(Data extracted from a collection)

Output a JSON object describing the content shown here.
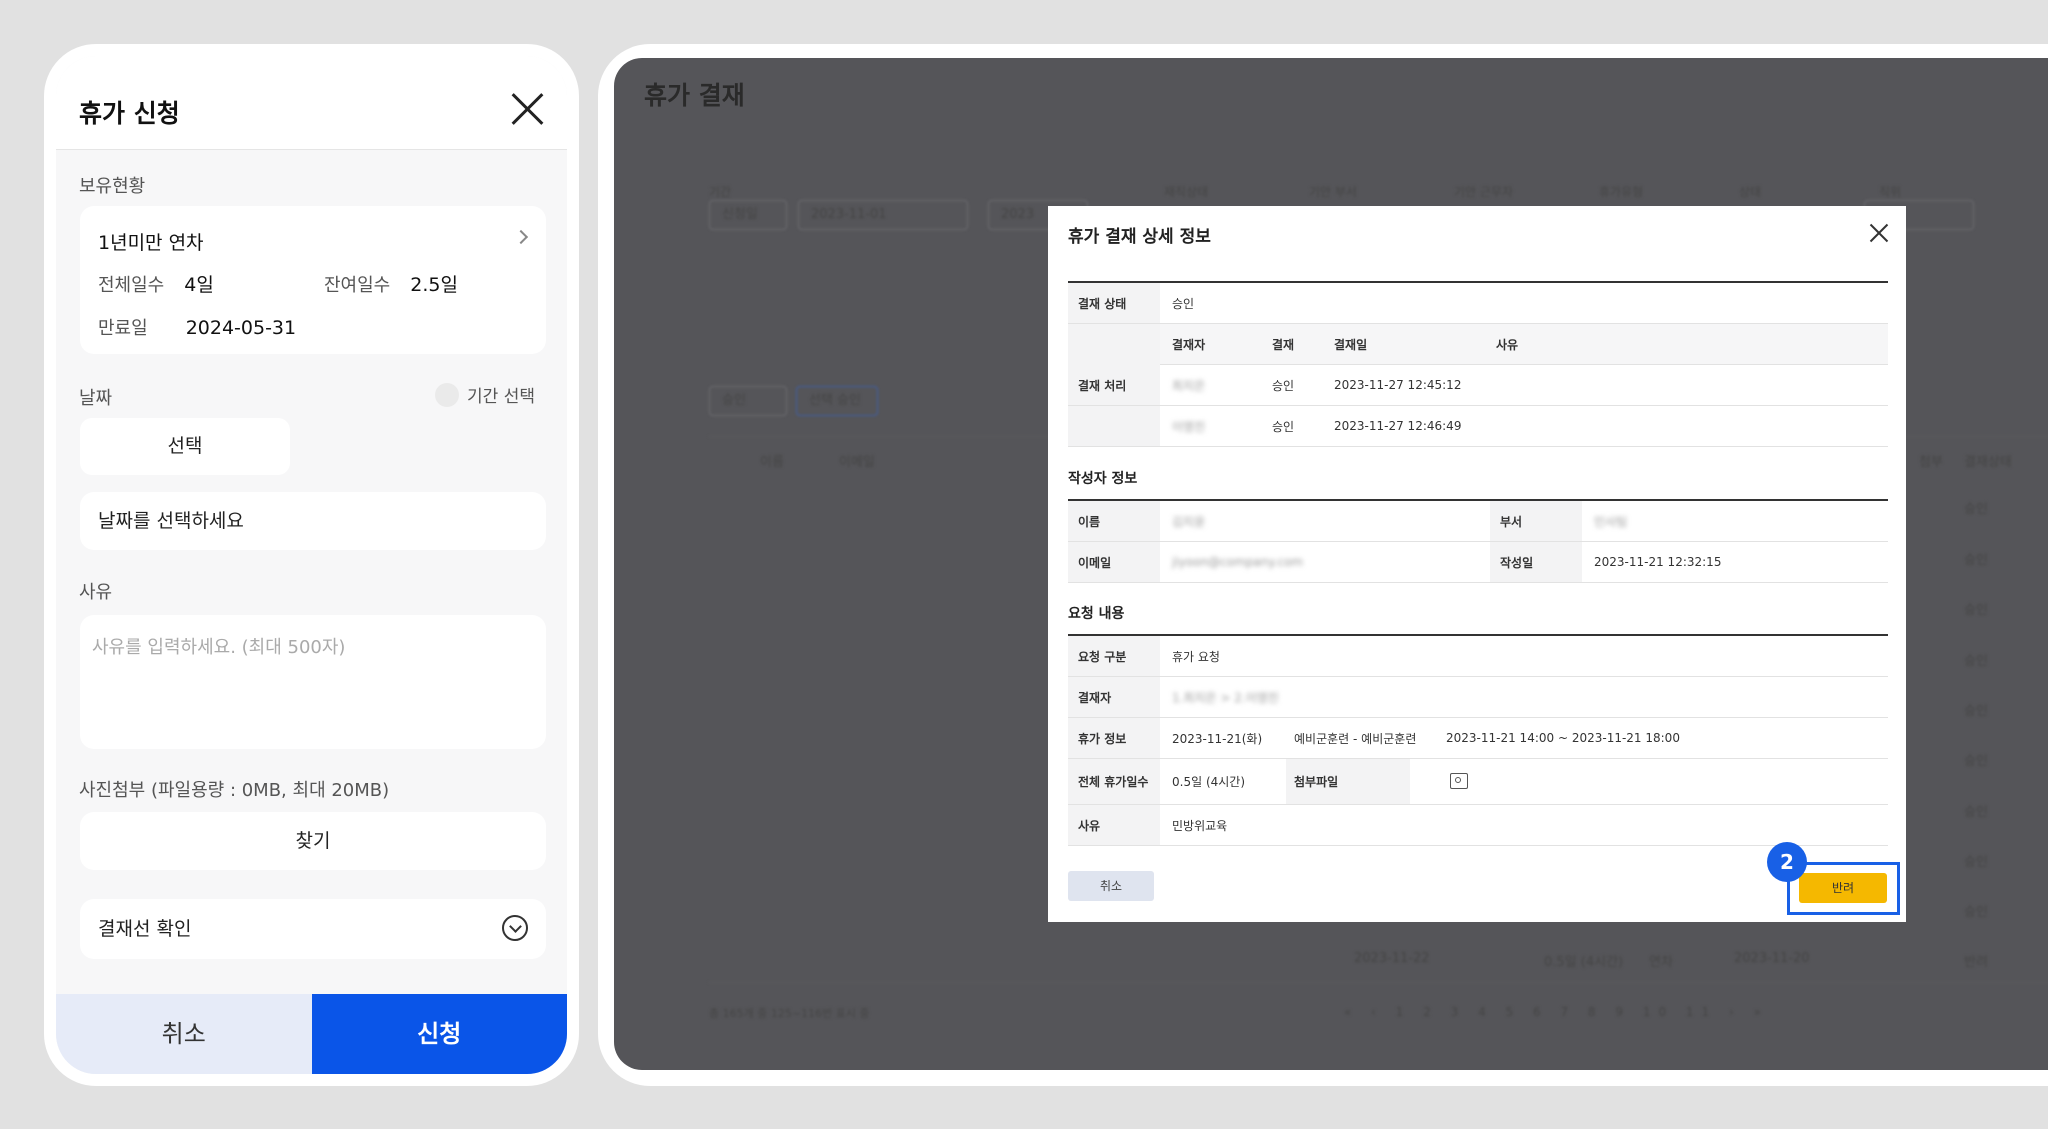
{
  "mobile": {
    "title": "휴가 신청",
    "holdings_label": "보유현황",
    "leave_type": "1년미만 연차",
    "total_days_label": "전체일수",
    "total_days": "4일",
    "remaining_label": "잔여일수",
    "remaining_days": "2.5일",
    "expiry_label": "만료일",
    "expiry_date": "2024-05-31",
    "date_label": "날짜",
    "period_select_label": "기간 선택",
    "select_button": "선택",
    "date_placeholder": "날짜를 선택하세요",
    "reason_label": "사유",
    "reason_placeholder": "사유를 입력하세요. (최대 500자)",
    "attach_label": "사진첨부 (파일용량 : 0MB, 최대 20MB)",
    "find_button": "찾기",
    "approval_line": "결재선 확인",
    "cancel_button": "취소",
    "apply_button": "신청"
  },
  "desktop": {
    "title": "휴가 결재",
    "filters": {
      "period_label": "기간",
      "period_type": "신청일",
      "start_date": "2023-11-01",
      "end_date_partial": "2023",
      "status_label": "재직상태",
      "dept_label": "기안 부서",
      "drafter_label": "기안 근무자",
      "leave_type_label": "휴가유형",
      "state_label": "상태",
      "position_label": "직위"
    },
    "bulk": {
      "status_select": "승인",
      "bulk_approve": "선택 승인"
    },
    "columns": {
      "name": "이름",
      "email": "이메일",
      "attach": "첨부",
      "approval_status": "결재상태"
    },
    "row_statuses": [
      "승인",
      "승인",
      "승인",
      "승인",
      "승인",
      "승인",
      "승인",
      "승인",
      "승인",
      "반려"
    ],
    "last_row": {
      "date": "2023-11-22",
      "amount": "0.5일 (4시간)",
      "type": "연차",
      "applied": "2023-11-20"
    },
    "summary": "총 165개 중 125~116번 표시 중",
    "pager": "« ‹ 1 2 3 4 5 6 7 8 9 10 11 › »"
  },
  "modal": {
    "title": "휴가 결재 상세 정보",
    "approval_status_label": "결재 상태",
    "approval_status": "승인",
    "approval_process_label": "결재 처리",
    "process_headers": {
      "approver": "결재자",
      "result": "결재",
      "date": "결재일",
      "reason": "사유"
    },
    "process_rows": [
      {
        "approver": "최지은",
        "result": "승인",
        "date": "2023-11-27 12:45:12"
      },
      {
        "approver": "이영진",
        "result": "승인",
        "date": "2023-11-27 12:46:49"
      }
    ],
    "writer_section": "작성자 정보",
    "name_label": "이름",
    "name_value": "김지윤",
    "dept_label": "부서",
    "dept_value": "인사팀",
    "email_label": "이메일",
    "email_value": "jiyoon@company.com",
    "created_label": "작성일",
    "created_value": "2023-11-21 12:32:15",
    "request_section": "요청 내용",
    "req_type_label": "요청 구분",
    "req_type_value": "휴가 요청",
    "approver_label": "결재자",
    "approver_value": "1.최지은 > 2.이영진",
    "leave_info_label": "휴가 정보",
    "leave_info_date": "2023-11-21(화)",
    "leave_info_kind": "예비군훈련 - 예비군훈련",
    "leave_info_range": "2023-11-21 14:00 ~ 2023-11-21 18:00",
    "total_leave_label": "전체 휴가일수",
    "total_leave_value": "0.5일 (4시간)",
    "attach_label": "첨부파일",
    "reason_label": "사유",
    "reason_value": "민방위교육",
    "cancel_button": "취소",
    "reject_button": "반려",
    "step_badge": "2"
  }
}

Your goal
In your copy, repeat each record exactly and include no pictures.

Result of this task
Output a JSON object describing the content shown here.
{
  "mobile": {
    "title": "휴가 신청",
    "holdings_label": "보유현황",
    "leave_type": "1년미만 연차",
    "total_days_label": "전체일수",
    "total_days": "4일",
    "remaining_label": "잔여일수",
    "remaining_days": "2.5일",
    "expiry_label": "만료일",
    "expiry_date": "2024-05-31",
    "date_label": "날짜",
    "period_select_label": "기간 선택",
    "select_button": "선택",
    "date_placeholder": "날짜를 선택하세요",
    "reason_label": "사유",
    "reason_placeholder": "사유를 입력하세요. (최대 500자)",
    "attach_label": "사진첨부 (파일용량 : 0MB, 최대 20MB)",
    "find_button": "찾기",
    "approval_line": "결재선 확인",
    "cancel_button": "취소",
    "apply_button": "신청"
  },
  "desktop": {
    "title": "휴가 결재",
    "filters": {
      "period_label": "기간",
      "period_type": "신청일",
      "start_date": "2023-11-01",
      "end_date_partial": "2023",
      "status_label": "재직상태",
      "dept_label": "기안 부서",
      "drafter_label": "기안 근무자",
      "leave_type_label": "휴가유형",
      "state_label": "상태",
      "position_label": "직위"
    },
    "bulk": {
      "status_select": "승인",
      "bulk_approve": "선택 승인"
    },
    "columns": {
      "name": "이름",
      "email": "이메일",
      "attach": "첨부",
      "approval_status": "결재상태"
    },
    "row_statuses": [
      "승인",
      "승인",
      "승인",
      "승인",
      "승인",
      "승인",
      "승인",
      "승인",
      "승인",
      "반려"
    ],
    "last_row": {
      "date": "2023-11-22",
      "amount": "0.5일 (4시간)",
      "type": "연차",
      "applied": "2023-11-20"
    },
    "summary": "총 165개 중 125~116번 표시 중",
    "pager": "« ‹ 1 2 3 4 5 6 7 8 9 10 11 › »"
  },
  "modal": {
    "title": "휴가 결재 상세 정보",
    "approval_status_label": "결재 상태",
    "approval_status": "승인",
    "approval_process_label": "결재 처리",
    "process_headers": {
      "approver": "결재자",
      "result": "결재",
      "date": "결재일",
      "reason": "사유"
    },
    "process_rows": [
      {
        "approver": "최지은",
        "result": "승인",
        "date": "2023-11-27 12:45:12"
      },
      {
        "approver": "이영진",
        "result": "승인",
        "date": "2023-11-27 12:46:49"
      }
    ],
    "writer_section": "작성자 정보",
    "name_label": "이름",
    "name_value": "김지윤",
    "dept_label": "부서",
    "dept_value": "인사팀",
    "email_label": "이메일",
    "email_value": "jiyoon@company.com",
    "created_label": "작성일",
    "created_value": "2023-11-21 12:32:15",
    "request_section": "요청 내용",
    "req_type_label": "요청 구분",
    "req_type_value": "휴가 요청",
    "approver_label": "결재자",
    "approver_value": "1.최지은 > 2.이영진",
    "leave_info_label": "휴가 정보",
    "leave_info_date": "2023-11-21(화)",
    "leave_info_kind": "예비군훈련 - 예비군훈련",
    "leave_info_range": "2023-11-21 14:00 ~ 2023-11-21 18:00",
    "total_leave_label": "전체 휴가일수",
    "total_leave_value": "0.5일 (4시간)",
    "attach_label": "첨부파일",
    "reason_label": "사유",
    "reason_value": "민방위교육",
    "cancel_button": "취소",
    "reject_button": "반려",
    "step_badge": "2"
  }
}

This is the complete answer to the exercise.